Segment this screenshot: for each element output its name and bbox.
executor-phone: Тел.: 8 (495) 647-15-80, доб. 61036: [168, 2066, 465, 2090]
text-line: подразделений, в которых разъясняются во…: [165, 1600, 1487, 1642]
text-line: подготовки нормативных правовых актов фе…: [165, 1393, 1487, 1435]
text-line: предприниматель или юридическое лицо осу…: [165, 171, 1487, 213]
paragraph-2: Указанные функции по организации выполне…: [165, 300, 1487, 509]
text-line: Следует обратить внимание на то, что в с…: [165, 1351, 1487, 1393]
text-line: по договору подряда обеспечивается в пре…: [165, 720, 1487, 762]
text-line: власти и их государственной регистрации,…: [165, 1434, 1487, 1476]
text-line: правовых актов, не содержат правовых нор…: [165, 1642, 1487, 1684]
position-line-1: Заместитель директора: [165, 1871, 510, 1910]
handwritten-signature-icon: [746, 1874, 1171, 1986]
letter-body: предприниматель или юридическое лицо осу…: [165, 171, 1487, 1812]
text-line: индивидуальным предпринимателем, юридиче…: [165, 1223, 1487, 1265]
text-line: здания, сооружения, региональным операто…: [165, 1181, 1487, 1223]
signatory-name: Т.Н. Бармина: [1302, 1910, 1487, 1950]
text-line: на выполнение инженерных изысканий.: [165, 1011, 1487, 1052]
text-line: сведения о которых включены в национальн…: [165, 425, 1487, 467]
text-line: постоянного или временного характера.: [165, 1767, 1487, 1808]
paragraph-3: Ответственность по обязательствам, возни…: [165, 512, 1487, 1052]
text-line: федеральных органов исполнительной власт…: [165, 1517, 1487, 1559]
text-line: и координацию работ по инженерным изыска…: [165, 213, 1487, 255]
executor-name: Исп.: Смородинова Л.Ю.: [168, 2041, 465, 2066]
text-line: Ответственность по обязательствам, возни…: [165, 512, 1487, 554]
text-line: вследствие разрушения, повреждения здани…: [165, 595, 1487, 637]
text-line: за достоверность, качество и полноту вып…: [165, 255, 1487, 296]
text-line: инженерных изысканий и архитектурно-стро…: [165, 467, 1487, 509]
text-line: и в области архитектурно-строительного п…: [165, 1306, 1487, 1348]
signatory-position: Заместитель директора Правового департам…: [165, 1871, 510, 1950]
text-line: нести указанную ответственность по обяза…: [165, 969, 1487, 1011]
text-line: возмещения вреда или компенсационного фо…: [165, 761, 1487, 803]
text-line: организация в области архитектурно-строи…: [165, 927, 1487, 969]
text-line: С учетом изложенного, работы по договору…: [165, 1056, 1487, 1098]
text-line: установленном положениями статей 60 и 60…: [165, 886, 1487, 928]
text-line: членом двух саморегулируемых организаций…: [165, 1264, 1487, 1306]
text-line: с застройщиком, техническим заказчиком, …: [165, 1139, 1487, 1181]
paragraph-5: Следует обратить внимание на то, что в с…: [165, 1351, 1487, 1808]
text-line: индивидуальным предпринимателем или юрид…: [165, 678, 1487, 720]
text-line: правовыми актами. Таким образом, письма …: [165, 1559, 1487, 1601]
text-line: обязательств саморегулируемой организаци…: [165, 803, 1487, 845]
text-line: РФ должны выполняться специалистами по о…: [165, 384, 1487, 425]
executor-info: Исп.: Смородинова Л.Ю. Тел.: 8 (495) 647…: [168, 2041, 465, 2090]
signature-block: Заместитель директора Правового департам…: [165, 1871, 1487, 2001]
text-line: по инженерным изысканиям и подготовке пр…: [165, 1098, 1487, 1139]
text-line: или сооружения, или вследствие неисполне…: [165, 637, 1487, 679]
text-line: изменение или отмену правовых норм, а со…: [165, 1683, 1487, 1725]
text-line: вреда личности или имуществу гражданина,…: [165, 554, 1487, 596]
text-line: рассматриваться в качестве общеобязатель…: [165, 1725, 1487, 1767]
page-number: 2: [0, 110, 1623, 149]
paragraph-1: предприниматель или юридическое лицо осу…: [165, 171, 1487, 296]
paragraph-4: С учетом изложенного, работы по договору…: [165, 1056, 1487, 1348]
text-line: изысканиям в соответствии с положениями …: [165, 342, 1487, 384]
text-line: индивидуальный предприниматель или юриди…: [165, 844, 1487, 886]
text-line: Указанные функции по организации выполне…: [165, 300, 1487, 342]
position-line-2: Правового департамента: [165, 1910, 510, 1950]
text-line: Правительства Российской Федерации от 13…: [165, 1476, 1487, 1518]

· · · · ·

- [THE EXERCISE] Change every "text-line" in the listing above to "text-row" and reproduce all of its lines with nothing else altered.

- [TASK ANSWER]
Segment this screenshot: for each element output its name and bbox.
executor-phone: Тел.: 8 (495) 647-15-80, доб. 61036: [168, 2066, 465, 2090]
text-row: подразделений, в которых разъясняются во…: [165, 1600, 1487, 1642]
text-row: подготовки нормативных правовых актов фе…: [165, 1393, 1487, 1435]
text-row: предприниматель или юридическое лицо осу…: [165, 171, 1487, 213]
paragraph-2: Указанные функции по организации выполне…: [165, 300, 1487, 509]
text-row: Следует обратить внимание на то, что в с…: [165, 1351, 1487, 1393]
text-row: по договору подряда обеспечивается в пре…: [165, 720, 1487, 762]
text-row: власти и их государственной регистрации,…: [165, 1434, 1487, 1476]
text-row: правовых актов, не содержат правовых нор…: [165, 1642, 1487, 1684]
position-line-1: Заместитель директора: [165, 1871, 510, 1910]
handwritten-signature-icon: [746, 1874, 1171, 1986]
letter-body: предприниматель или юридическое лицо осу…: [165, 171, 1487, 1812]
text-row: индивидуальным предпринимателем, юридиче…: [165, 1223, 1487, 1265]
text-row: здания, сооружения, региональным операто…: [165, 1181, 1487, 1223]
signatory-name: Т.Н. Бармина: [1302, 1910, 1487, 1950]
text-row: на выполнение инженерных изысканий.: [165, 1011, 1487, 1052]
text-row: сведения о которых включены в национальн…: [165, 425, 1487, 467]
text-row: постоянного или временного характера.: [165, 1767, 1487, 1808]
paragraph-3: Ответственность по обязательствам, возни…: [165, 512, 1487, 1052]
text-row: федеральных органов исполнительной власт…: [165, 1517, 1487, 1559]
text-row: и координацию работ по инженерным изыска…: [165, 213, 1487, 255]
executor-name: Исп.: Смородинова Л.Ю.: [168, 2041, 465, 2066]
text-row: Ответственность по обязательствам, возни…: [165, 512, 1487, 554]
text-row: вследствие разрушения, повреждения здани…: [165, 595, 1487, 637]
text-row: за достоверность, качество и полноту вып…: [165, 255, 1487, 296]
text-row: инженерных изысканий и архитектурно-стро…: [165, 467, 1487, 509]
text-row: и в области архитектурно-строительного п…: [165, 1306, 1487, 1348]
signatory-position: Заместитель директора Правового департам…: [165, 1871, 510, 1950]
text-row: нести указанную ответственность по обяза…: [165, 969, 1487, 1011]
text-row: возмещения вреда или компенсационного фо…: [165, 761, 1487, 803]
text-row: организация в области архитектурно-строи…: [165, 927, 1487, 969]
text-row: С учетом изложенного, работы по договору…: [165, 1056, 1487, 1098]
text-row: установленном положениями статей 60 и 60…: [165, 886, 1487, 928]
text-row: членом двух саморегулируемых организаций…: [165, 1264, 1487, 1306]
text-row: с застройщиком, техническим заказчиком, …: [165, 1139, 1487, 1181]
paragraph-5: Следует обратить внимание на то, что в с…: [165, 1351, 1487, 1808]
text-row: индивидуальным предпринимателем или юрид…: [165, 678, 1487, 720]
text-row: правовыми актами. Таким образом, письма …: [165, 1559, 1487, 1601]
text-row: обязательств саморегулируемой организаци…: [165, 803, 1487, 845]
text-row: РФ должны выполняться специалистами по о…: [165, 384, 1487, 425]
executor-info: Исп.: Смородинова Л.Ю. Тел.: 8 (495) 647…: [168, 2041, 465, 2090]
signature-block: Заместитель директора Правового департам…: [165, 1871, 1487, 2001]
text-row: по инженерным изысканиям и подготовке пр…: [165, 1098, 1487, 1139]
text-row: или сооружения, или вследствие неисполне…: [165, 637, 1487, 679]
text-row: изменение или отмену правовых норм, а со…: [165, 1683, 1487, 1725]
text-row: вреда личности или имуществу гражданина,…: [165, 554, 1487, 596]
text-row: рассматриваться в качестве общеобязатель…: [165, 1725, 1487, 1767]
page-number: 2: [0, 110, 1623, 149]
paragraph-1: предприниматель или юридическое лицо осу…: [165, 171, 1487, 296]
paragraph-4: С учетом изложенного, работы по договору…: [165, 1056, 1487, 1348]
text-row: изысканиям в соответствии с положениями …: [165, 342, 1487, 384]
text-row: индивидуальный предприниматель или юриди…: [165, 844, 1487, 886]
text-row: Указанные функции по организации выполне…: [165, 300, 1487, 342]
position-line-2: Правового департамента: [165, 1910, 510, 1950]
text-row: Правительства Российской Федерации от 13…: [165, 1476, 1487, 1518]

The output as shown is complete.